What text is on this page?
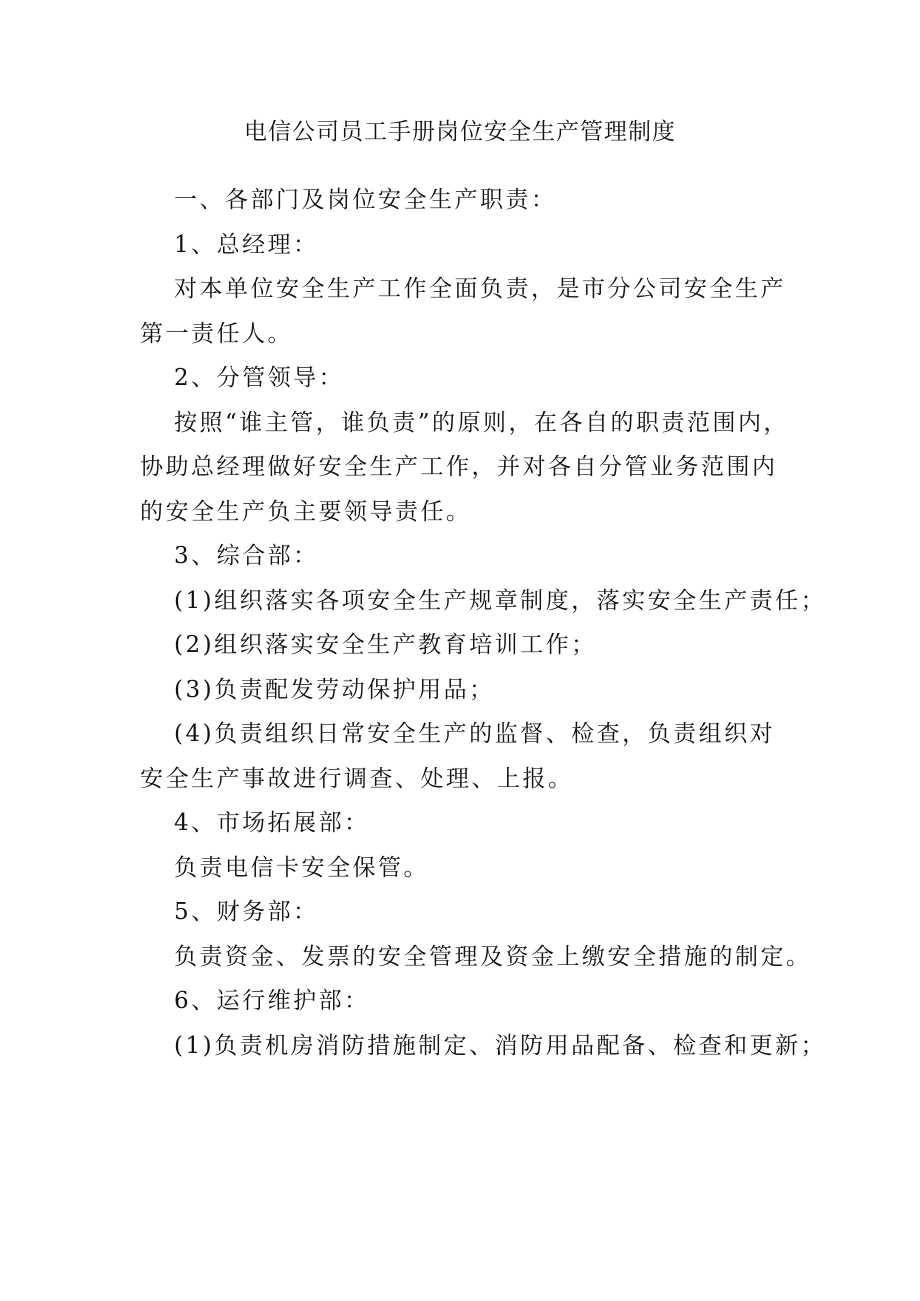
电信公司员工手册岗位安全生产管理制度

一、各部门及岗位安全生产职责：

1、总经理：

对本单位安全生产工作全面负责，是市分公司安全生产第一责任人。

2、分管领导：

按照“谁主管，谁负责”的原则，在各自的职责范围内，协助总经理做好安全生产工作，并对各自分管业务范围内的安全生产负主要领导责任。

3、综合部：

(1)组织落实各项安全生产规章制度，落实安全生产责任；

(2)组织落实安全生产教育培训工作；

(3)负责配发劳动保护用品；

(4)负责组织日常安全生产的监督、检查，负责组织对安全生产事故进行调查、处理、上报。

4、市场拓展部：

负责电信卡安全保管。

5、财务部：

负责资金、发票的安全管理及资金上缴安全措施的制定。

6、运行维护部：

(1)负责机房消防措施制定、消防用品配备、检查和更新；
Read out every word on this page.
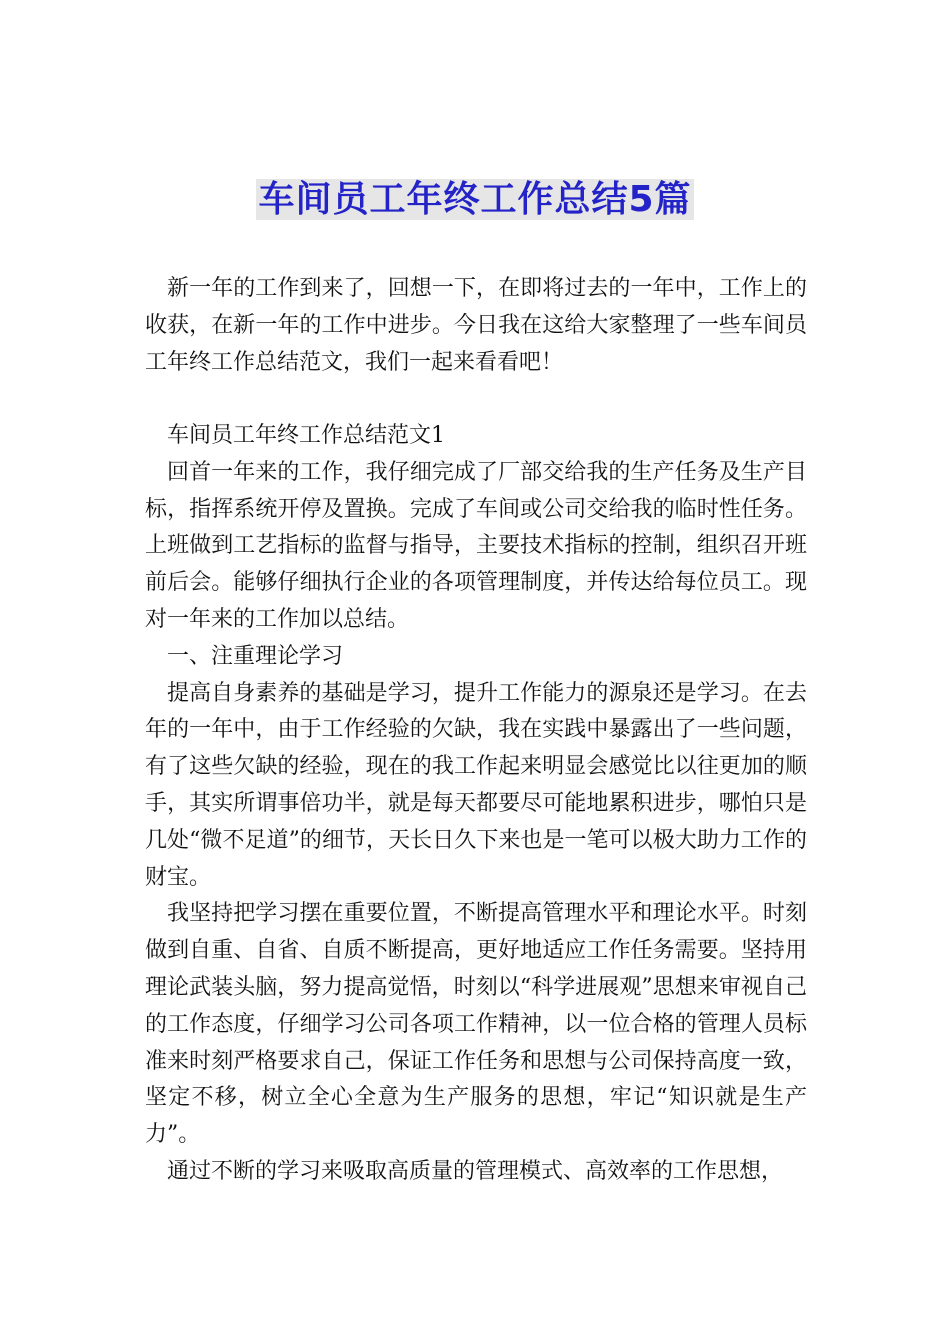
车间员工年终工作总结5篇

新一年的工作到来了，回想一下，在即将过去的一年中，工作上的收获，在新一年的工作中进步。今日我在这给大家整理了一些车间员工年终工作总结范文，我们一起来看看吧！

车间员工年终工作总结范文1

回首一年来的工作，我仔细完成了厂部交给我的生产任务及生产目标，指挥系统开停及置换。完成了车间或公司交给我的临时性任务。上班做到工艺指标的监督与指导，主要技术指标的控制，组织召开班前后会。能够仔细执行企业的各项管理制度，并传达给每位员工。现对一年来的工作加以总结。

一、注重理论学习

提高自身素养的基础是学习，提升工作能力的源泉还是学习。在去年的一年中，由于工作经验的欠缺，我在实践中暴露出了一些问题，有了这些欠缺的经验，现在的我工作起来明显会感觉比以往更加的顺手，其实所谓事倍功半，就是每天都要尽可能地累积进步，哪怕只是几处“微不足道”的细节，天长日久下来也是一笔可以极大助力工作的财宝。

我坚持把学习摆在重要位置，不断提高管理水平和理论水平。时刻做到自重、自省、自质不断提高，更好地适应工作任务需要。坚持用理论武装头脑，努力提高觉悟，时刻以“科学进展观”思想来审视自己的工作态度，仔细学习公司各项工作精神，以一位合格的管理人员标准来时刻严格要求自己，保证工作任务和思想与公司保持高度一致，坚定不移，树立全心全意为生产服务的思想，牢记“知识就是生产力”。

通过不断的学习来吸取高质量的管理模式、高效率的工作思想，
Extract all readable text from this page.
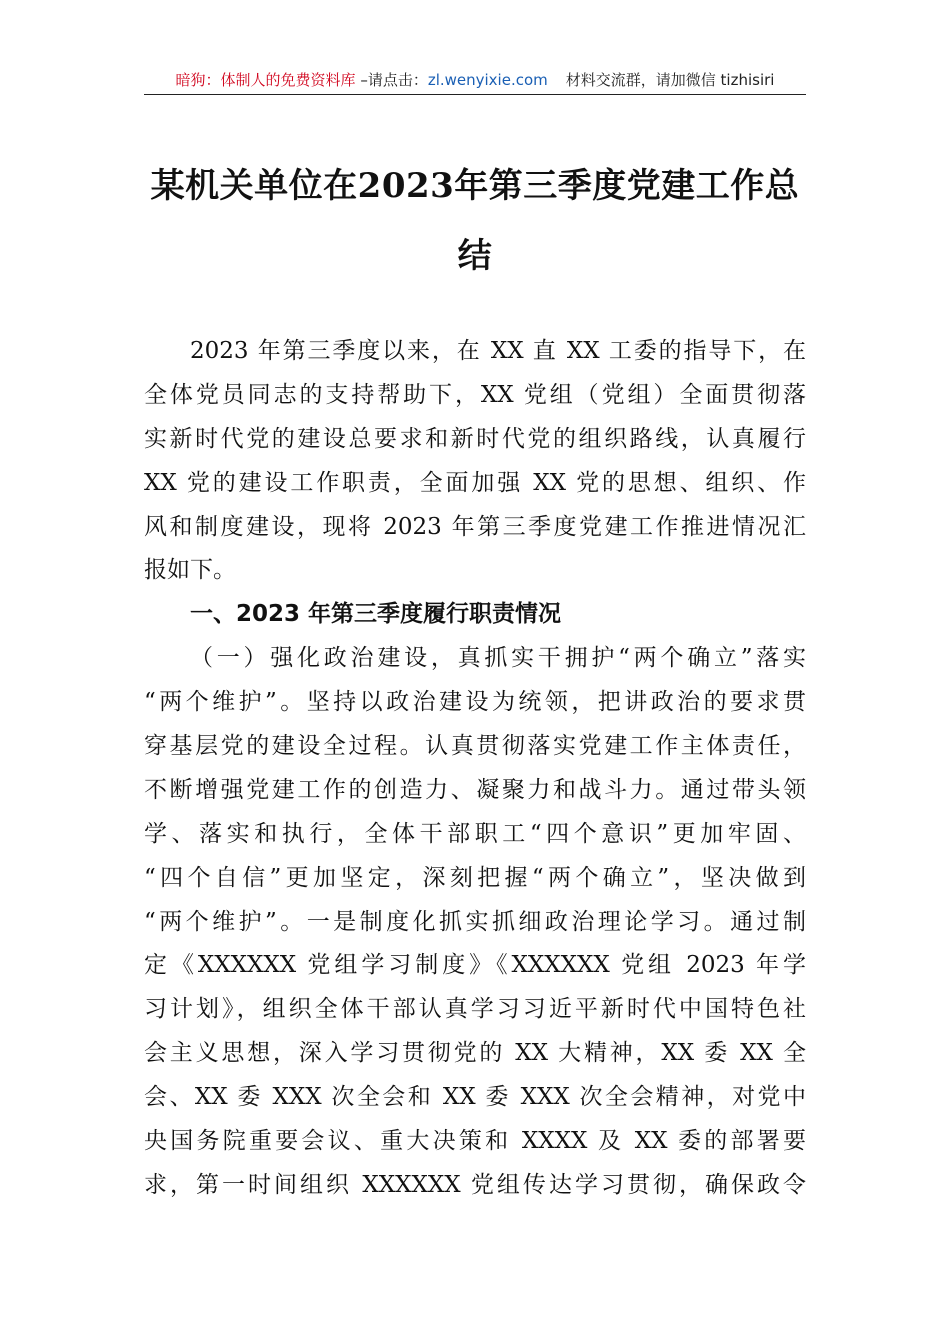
暗狗：体制人的免费资料库 –请点击：zl.wenyixie.com 材料交流群，请加微信 tizhisiri
某机关单位在2023年第三季度党建工作总
结
2023 年第三季度以来，在 XX 直 XX 工委的指导下，在
全体党员同志的支持帮助下，XX 党组（党组）全面贯彻落
实新时代党的建设总要求和新时代党的组织路线，认真履行
XX 党的建设工作职责，全面加强 XX 党的思想、组织、作
风和制度建设，现将 2023 年第三季度党建工作推进情况汇
报如下。
一、2023 年第三季度履行职责情况
（一）强化政治建设，真抓实干拥护“两个确立”落实
“两个维护”。坚持以政治建设为统领，把讲政治的要求贯
穿基层党的建设全过程。认真贯彻落实党建工作主体责任，
不断增强党建工作的创造力、凝聚力和战斗力。通过带头领
学、落实和执行，全体干部职工“四个意识”更加牢固、
“四个自信”更加坚定，深刻把握“两个确立”，坚决做到
“两个维护”。一是制度化抓实抓细政治理论学习。通过制
定《XXXXXX 党组学习制度》《XXXXXX 党组 2023 年学
习计划》，组织全体干部认真学习习近平新时代中国特色社
会主义思想，深入学习贯彻党的 XX 大精神，XX 委 XX 全
会、XX 委 XXX 次全会和 XX 委 XXX 次全会精神，对党中
央国务院重要会议、重大决策和 XXXX 及 XX 委的部署要
求，第一时间组织 XXXXXX 党组传达学习贯彻，确保政令
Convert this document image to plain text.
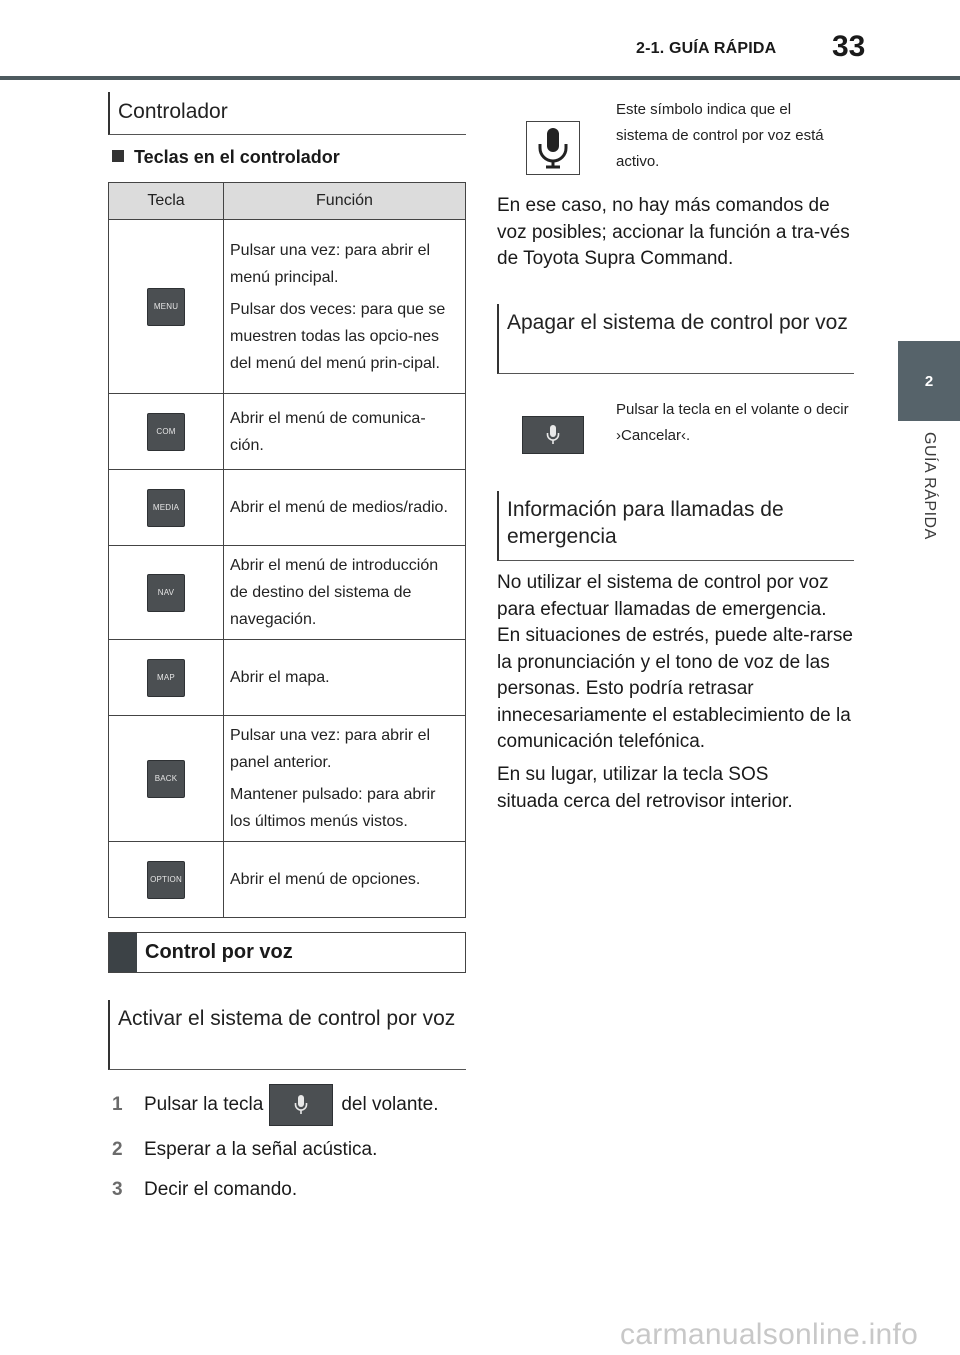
2-1. GUÍA RÁPIDA 33
2
GUÍA RÁPIDA
Controlador
Teclas en el controlador
Tecla	Función
MENU	Pulsar una vez: para abrir el menú principal.

Pulsar dos veces: para que se muestren todas las opcio-nes del menú del menú prin-cipal.

COM	Abrir el menú de comunica-ción.

MEDIA	Abrir el menú de medios/radio.

NAV	Abrir el menú de introducción de destino del sistema de navegación.

MAP	Abrir el mapa.

BACK	Pulsar una vez: para abrir el panel anterior.

Mantener pulsado: para abrir los últimos menús vistos.

OPTION	Abrir el menú de opciones.

Control por voz
Activar el sistema de control por voz
1	Pulsar la tecla	del volante.
2	Esperar a la señal acústica.
3	Decir el comando.
Este símbolo indica que el sistema de control por voz está activo.
En ese caso, no hay más comandos de voz posibles; accionar la función a tra-vés de Toyota Supra Command.
Apagar el sistema de control por voz
Pulsar la tecla en el volante o decir ›Cancelar‹.
Información para llamadas de emergencia
No utilizar el sistema de control por voz para efectuar llamadas de emergencia. En situaciones de estrés, puede alte-rarse la pronunciación y el tono de voz de las personas. Esto podría retrasar innecesariamente el establecimiento de la comunicación telefónica.
En su lugar, utilizar la tecla SOS situada cerca del retrovisor interior.
carmanualsonline.info
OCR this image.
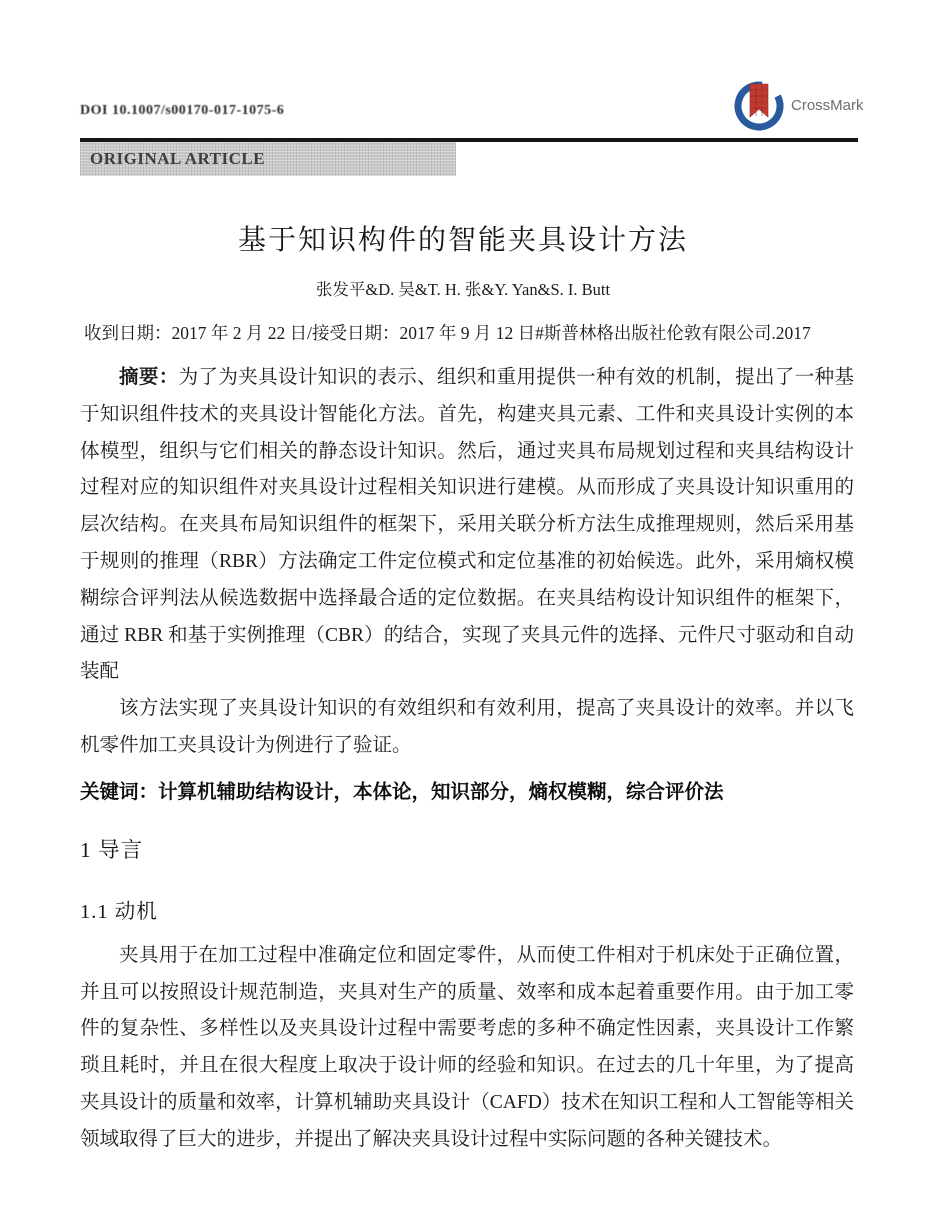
DOI 10.1007/s00170-017-1075-6	CrossMark
ORIGINAL ARTICLE
基于知识构件的智能夹具设计方法
张发平&D. 吴&T. H. 张&Y. Yan&S. I. Butt
收到日期：2017 年 2 月 22 日/接受日期：2017 年 9 月 12 日#斯普林格出版社伦敦有限公司.2017

摘要：为了为夹具设计知识的表示、组织和重用提供一种有效的机制，提出了一种基于知识组件技术的夹具设计智能化方法。首先，构建夹具元素、工件和夹具设计实例的本体模型，组织与它们相关的静态设计知识。然后，通过夹具布局规划过程和夹具结构设计过程对应的知识组件对夹具设计过程相关知识进行建模。从而形成了夹具设计知识重用的层次结构。在夹具布局知识组件的框架下，采用关联分析方法生成推理规则，然后采用基于规则的推理（RBR）方法确定工件定位模式和定位基准的初始候选。此外，采用熵权模糊综合评判法从候选数据中选择最合适的定位数据。在夹具结构设计知识组件的框架下，通过 RBR 和基于实例推理（CBR）的结合，实现了夹具元件的选择、元件尺寸驱动和自动装配

该方法实现了夹具设计知识的有效组织和有效利用，提高了夹具设计的效率。并以飞机零件加工夹具设计为例进行了验证。

关键词：计算机辅助结构设计，本体论，知识部分，熵权模糊，综合评价法
1 导言
1.1 动机

夹具用于在加工过程中准确定位和固定零件，从而使工件相对于机床处于正确位置，并且可以按照设计规范制造，夹具对生产的质量、效率和成本起着重要作用。由于加工零件的复杂性、多样性以及夹具设计过程中需要考虑的多种不确定性因素，夹具设计工作繁琐且耗时，并且在很大程度上取决于设计师的经验和知识。在过去的几十年里，为了提高夹具设计的质量和效率，计算机辅助夹具设计（CAFD）技术在知识工程和人工智能等相关领域取得了巨大的进步，并提出了解决夹具设计过程中实际问题的各种关键技术。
────────
Task prompt: From the entries above, copy every line where the word "para" shows up.

Exercise solution:
MENU	Pulsar una vez: para abrir el menú principal.
Pulsar dos veces: para que se muestren todas las opcio-nes del menú del menú prin-cipal.
BACK	Pulsar una vez: para abrir el panel anterior.
Mantener pulsado: para abrir los últimos menús vistos.
Información para llamadas de emergencia
No utilizar el sistema de control por voz para efectuar llamadas de emergencia. En situaciones de estrés, puede alte-rarse la pronunciación y el tono de voz de las personas. Esto podría retrasar innecesariamente el establecimiento de la comunicación telefónica.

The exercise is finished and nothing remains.